→ Written task
Restate the whole listing exactly.

→ Data provided
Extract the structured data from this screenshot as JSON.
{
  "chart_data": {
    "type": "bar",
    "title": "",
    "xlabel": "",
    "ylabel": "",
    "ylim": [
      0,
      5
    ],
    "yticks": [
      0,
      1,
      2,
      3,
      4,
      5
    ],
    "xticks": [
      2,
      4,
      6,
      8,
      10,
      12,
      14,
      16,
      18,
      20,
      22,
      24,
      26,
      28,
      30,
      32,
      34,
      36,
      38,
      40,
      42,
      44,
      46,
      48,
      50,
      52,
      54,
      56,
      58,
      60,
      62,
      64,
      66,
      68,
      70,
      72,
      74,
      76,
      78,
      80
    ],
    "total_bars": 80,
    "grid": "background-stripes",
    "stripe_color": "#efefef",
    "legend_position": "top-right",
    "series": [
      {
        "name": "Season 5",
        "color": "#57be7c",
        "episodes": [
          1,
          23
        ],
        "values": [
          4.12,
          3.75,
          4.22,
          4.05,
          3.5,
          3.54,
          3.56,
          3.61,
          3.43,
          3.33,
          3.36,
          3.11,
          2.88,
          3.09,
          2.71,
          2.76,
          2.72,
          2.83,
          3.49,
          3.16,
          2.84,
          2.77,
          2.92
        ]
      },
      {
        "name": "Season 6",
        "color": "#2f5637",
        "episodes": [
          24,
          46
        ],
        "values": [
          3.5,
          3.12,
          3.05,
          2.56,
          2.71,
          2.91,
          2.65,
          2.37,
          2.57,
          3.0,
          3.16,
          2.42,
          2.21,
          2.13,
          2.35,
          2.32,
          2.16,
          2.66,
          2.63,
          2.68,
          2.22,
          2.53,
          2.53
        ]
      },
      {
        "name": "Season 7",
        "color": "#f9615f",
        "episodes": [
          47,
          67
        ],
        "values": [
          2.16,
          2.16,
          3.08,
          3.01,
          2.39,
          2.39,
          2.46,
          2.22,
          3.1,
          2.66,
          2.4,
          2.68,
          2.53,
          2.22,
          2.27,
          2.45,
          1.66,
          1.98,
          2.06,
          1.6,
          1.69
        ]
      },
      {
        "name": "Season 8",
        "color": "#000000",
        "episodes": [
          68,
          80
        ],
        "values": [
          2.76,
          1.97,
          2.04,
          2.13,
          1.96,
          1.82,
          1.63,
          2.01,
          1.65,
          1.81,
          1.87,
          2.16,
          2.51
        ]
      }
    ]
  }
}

→ Solution to the problem
Extract the structured data from this screenshot as JSON.
{
  "chart_data": {
    "type": "bar",
    "title": "",
    "xlabel": "",
    "ylabel": "",
    "ylim": [
      0,
      5
    ],
    "yticks": [
      0,
      1,
      2,
      3,
      4,
      5
    ],
    "xticks": [
      2,
      4,
      6,
      8,
      10,
      12,
      14,
      16,
      18,
      20,
      22,
      24,
      26,
      28,
      30,
      32,
      34,
      36,
      38,
      40,
      42,
      44,
      46,
      48,
      50,
      52,
      54,
      56,
      58,
      60,
      62,
      64,
      66,
      68,
      70,
      72,
      74,
      76,
      78,
      80
    ],
    "total_bars": 80,
    "grid": "background-stripes",
    "stripe_color": "#efefef",
    "legend_position": "top-right",
    "series": [
      {
        "name": "Season 5",
        "color": "#57be7c",
        "episodes": [
          1,
          23
        ],
        "values": [
          4.12,
          3.75,
          4.22,
          4.05,
          3.5,
          3.54,
          3.56,
          3.61,
          3.43,
          3.33,
          3.36,
          3.11,
          2.88,
          3.09,
          2.71,
          2.76,
          2.72,
          2.83,
          3.49,
          3.16,
          2.84,
          2.77,
          2.92
        ]
      },
      {
        "name": "Season 6",
        "color": "#2f5637",
        "episodes": [
          24,
          46
        ],
        "values": [
          3.5,
          3.12,
          3.05,
          2.56,
          2.71,
          2.91,
          2.65,
          2.37,
          2.57,
          3.0,
          3.16,
          2.42,
          2.21,
          2.13,
          2.35,
          2.32,
          2.16,
          2.66,
          2.63,
          2.68,
          2.22,
          2.53,
          2.53
        ]
      },
      {
        "name": "Season 7",
        "color": "#f9615f",
        "episodes": [
          47,
          67
        ],
        "values": [
          2.16,
          2.16,
          3.08,
          3.01,
          2.39,
          2.39,
          2.46,
          2.22,
          3.1,
          2.66,
          2.4,
          2.68,
          2.53,
          2.22,
          2.27,
          2.45,
          1.66,
          1.98,
          2.06,
          1.6,
          1.69
        ]
      },
      {
        "name": "Season 8",
        "color": "#000000",
        "episodes": [
          68,
          80
        ],
        "values": [
          2.76,
          1.97,
          2.04,
          2.13,
          1.96,
          1.82,
          1.63,
          2.01,
          1.65,
          1.81,
          1.87,
          2.16,
          2.51
        ]
      }
    ]
  }
}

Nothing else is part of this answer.